* Task to complete
Extract each line of the data below exactly as written.

— START —

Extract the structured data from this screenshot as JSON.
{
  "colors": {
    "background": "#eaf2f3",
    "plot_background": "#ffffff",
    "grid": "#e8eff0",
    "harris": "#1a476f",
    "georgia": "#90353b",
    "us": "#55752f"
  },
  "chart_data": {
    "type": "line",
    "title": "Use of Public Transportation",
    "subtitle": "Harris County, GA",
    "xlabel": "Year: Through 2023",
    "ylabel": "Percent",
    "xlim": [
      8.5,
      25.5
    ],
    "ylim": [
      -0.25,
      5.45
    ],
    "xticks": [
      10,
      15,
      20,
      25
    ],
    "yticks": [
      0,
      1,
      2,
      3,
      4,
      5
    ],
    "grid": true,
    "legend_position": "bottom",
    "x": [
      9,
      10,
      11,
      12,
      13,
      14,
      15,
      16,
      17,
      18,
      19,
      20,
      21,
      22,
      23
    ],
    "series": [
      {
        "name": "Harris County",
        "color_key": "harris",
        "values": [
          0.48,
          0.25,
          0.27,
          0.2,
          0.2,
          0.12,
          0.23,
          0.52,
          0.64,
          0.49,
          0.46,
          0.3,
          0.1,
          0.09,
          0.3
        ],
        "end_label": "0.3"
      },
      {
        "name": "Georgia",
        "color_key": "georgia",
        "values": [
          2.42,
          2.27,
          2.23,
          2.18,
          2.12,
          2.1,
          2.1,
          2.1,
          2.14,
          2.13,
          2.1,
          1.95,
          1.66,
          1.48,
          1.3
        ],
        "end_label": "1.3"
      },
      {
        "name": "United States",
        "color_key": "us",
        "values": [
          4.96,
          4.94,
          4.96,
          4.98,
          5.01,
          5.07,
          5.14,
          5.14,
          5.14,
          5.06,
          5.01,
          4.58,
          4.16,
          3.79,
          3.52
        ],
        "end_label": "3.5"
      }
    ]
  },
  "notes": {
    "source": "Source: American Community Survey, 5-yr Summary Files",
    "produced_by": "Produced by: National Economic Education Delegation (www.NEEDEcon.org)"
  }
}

— END —

* Final answer
Extract the structured data from this screenshot as JSON.
{
  "colors": {
    "background": "#eaf2f3",
    "plot_background": "#ffffff",
    "grid": "#e8eff0",
    "harris": "#1a476f",
    "georgia": "#90353b",
    "us": "#55752f"
  },
  "chart_data": {
    "type": "line",
    "title": "Use of Public Transportation",
    "subtitle": "Harris County, GA",
    "xlabel": "Year: Through 2023",
    "ylabel": "Percent",
    "xlim": [
      8.5,
      25.5
    ],
    "ylim": [
      -0.25,
      5.45
    ],
    "xticks": [
      10,
      15,
      20,
      25
    ],
    "yticks": [
      0,
      1,
      2,
      3,
      4,
      5
    ],
    "grid": true,
    "legend_position": "bottom",
    "x": [
      9,
      10,
      11,
      12,
      13,
      14,
      15,
      16,
      17,
      18,
      19,
      20,
      21,
      22,
      23
    ],
    "series": [
      {
        "name": "Harris County",
        "color_key": "harris",
        "values": [
          0.48,
          0.25,
          0.27,
          0.2,
          0.2,
          0.12,
          0.23,
          0.52,
          0.64,
          0.49,
          0.46,
          0.3,
          0.1,
          0.09,
          0.3
        ],
        "end_label": "0.3"
      },
      {
        "name": "Georgia",
        "color_key": "georgia",
        "values": [
          2.42,
          2.27,
          2.23,
          2.18,
          2.12,
          2.1,
          2.1,
          2.1,
          2.14,
          2.13,
          2.1,
          1.95,
          1.66,
          1.48,
          1.3
        ],
        "end_label": "1.3"
      },
      {
        "name": "United States",
        "color_key": "us",
        "values": [
          4.96,
          4.94,
          4.96,
          4.98,
          5.01,
          5.07,
          5.14,
          5.14,
          5.14,
          5.06,
          5.01,
          4.58,
          4.16,
          3.79,
          3.52
        ],
        "end_label": "3.5"
      }
    ]
  },
  "notes": {
    "source": "Source: American Community Survey, 5-yr Summary Files",
    "produced_by": "Produced by: National Economic Education Delegation (www.NEEDEcon.org)"
  }
}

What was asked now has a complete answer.